What is the number of lines in these entries that contain "after"? State it alone.

________

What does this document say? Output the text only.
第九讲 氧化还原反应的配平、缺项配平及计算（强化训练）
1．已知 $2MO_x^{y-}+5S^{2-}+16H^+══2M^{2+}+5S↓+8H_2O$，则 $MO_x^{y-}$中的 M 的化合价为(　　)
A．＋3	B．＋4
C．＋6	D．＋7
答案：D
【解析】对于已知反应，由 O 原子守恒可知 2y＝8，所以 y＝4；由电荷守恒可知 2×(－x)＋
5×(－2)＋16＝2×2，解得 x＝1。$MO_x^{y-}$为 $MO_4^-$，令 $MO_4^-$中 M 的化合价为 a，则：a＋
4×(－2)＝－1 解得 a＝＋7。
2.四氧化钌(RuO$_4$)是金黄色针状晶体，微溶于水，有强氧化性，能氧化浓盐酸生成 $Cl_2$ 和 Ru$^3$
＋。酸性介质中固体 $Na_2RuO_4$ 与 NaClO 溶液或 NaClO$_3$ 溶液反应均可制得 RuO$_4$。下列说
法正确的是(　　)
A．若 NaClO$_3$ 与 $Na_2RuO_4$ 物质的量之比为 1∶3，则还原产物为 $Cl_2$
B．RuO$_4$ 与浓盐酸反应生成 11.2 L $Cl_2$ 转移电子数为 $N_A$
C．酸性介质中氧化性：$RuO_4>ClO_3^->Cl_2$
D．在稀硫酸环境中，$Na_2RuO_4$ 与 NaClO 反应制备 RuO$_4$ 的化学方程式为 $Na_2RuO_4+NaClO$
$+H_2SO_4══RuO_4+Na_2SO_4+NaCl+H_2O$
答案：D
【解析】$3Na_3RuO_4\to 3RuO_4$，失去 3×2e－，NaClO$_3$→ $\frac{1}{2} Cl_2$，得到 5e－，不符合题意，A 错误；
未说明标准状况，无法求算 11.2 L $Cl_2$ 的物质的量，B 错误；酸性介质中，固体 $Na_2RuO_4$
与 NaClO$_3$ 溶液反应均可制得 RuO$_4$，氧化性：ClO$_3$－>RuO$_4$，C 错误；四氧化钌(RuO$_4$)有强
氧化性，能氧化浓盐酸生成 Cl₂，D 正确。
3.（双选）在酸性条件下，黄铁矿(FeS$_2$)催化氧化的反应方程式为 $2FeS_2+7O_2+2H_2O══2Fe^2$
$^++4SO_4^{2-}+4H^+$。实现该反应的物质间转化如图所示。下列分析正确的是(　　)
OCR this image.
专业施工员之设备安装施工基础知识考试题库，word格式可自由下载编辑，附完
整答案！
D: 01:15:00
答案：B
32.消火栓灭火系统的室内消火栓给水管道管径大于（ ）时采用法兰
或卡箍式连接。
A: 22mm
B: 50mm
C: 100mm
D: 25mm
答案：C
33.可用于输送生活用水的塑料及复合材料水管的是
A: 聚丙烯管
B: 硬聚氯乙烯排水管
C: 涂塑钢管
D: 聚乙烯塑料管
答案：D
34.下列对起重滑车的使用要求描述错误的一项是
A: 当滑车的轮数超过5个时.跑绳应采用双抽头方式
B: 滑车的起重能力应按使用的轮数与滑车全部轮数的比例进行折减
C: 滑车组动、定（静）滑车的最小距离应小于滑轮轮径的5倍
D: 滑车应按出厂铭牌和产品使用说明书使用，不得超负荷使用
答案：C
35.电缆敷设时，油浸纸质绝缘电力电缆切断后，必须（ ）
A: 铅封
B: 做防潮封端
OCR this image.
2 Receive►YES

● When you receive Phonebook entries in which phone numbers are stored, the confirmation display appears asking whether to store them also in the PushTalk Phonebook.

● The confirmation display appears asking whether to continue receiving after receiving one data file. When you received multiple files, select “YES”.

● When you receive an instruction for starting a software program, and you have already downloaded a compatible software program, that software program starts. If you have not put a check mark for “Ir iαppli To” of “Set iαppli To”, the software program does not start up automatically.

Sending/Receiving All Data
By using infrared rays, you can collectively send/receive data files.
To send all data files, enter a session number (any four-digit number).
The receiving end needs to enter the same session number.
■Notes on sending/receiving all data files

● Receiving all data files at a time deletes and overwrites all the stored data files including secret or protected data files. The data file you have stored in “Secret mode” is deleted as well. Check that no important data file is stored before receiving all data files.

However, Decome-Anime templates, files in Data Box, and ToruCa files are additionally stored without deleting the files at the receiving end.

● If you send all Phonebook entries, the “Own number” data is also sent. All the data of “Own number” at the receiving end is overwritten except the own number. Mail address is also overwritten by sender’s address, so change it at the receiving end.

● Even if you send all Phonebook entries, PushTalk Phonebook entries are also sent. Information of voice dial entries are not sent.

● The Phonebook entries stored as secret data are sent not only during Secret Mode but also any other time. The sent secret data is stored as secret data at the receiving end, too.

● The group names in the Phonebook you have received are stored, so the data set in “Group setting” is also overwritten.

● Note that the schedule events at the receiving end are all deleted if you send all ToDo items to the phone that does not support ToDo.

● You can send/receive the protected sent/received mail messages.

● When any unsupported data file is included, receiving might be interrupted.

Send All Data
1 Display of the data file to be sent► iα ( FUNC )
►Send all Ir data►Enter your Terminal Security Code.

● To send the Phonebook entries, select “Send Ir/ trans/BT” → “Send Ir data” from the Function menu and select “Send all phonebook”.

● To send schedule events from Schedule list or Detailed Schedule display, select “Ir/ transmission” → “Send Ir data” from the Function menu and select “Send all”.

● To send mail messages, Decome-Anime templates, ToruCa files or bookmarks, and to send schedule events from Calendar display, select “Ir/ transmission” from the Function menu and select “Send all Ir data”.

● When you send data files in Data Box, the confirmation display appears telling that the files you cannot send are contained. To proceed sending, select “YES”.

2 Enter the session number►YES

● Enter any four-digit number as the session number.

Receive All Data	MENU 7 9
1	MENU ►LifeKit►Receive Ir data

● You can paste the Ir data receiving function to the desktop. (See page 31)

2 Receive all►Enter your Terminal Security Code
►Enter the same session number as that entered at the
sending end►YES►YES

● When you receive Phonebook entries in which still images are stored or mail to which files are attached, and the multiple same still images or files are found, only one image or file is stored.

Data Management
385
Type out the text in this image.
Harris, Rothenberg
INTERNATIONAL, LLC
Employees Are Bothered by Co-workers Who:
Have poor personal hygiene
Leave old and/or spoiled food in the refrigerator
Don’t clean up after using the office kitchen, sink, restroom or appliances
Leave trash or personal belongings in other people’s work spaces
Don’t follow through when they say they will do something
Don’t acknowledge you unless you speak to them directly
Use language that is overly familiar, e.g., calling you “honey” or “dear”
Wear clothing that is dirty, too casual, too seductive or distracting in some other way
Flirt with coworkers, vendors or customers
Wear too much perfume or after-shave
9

________

• [Output of the exercise]: 3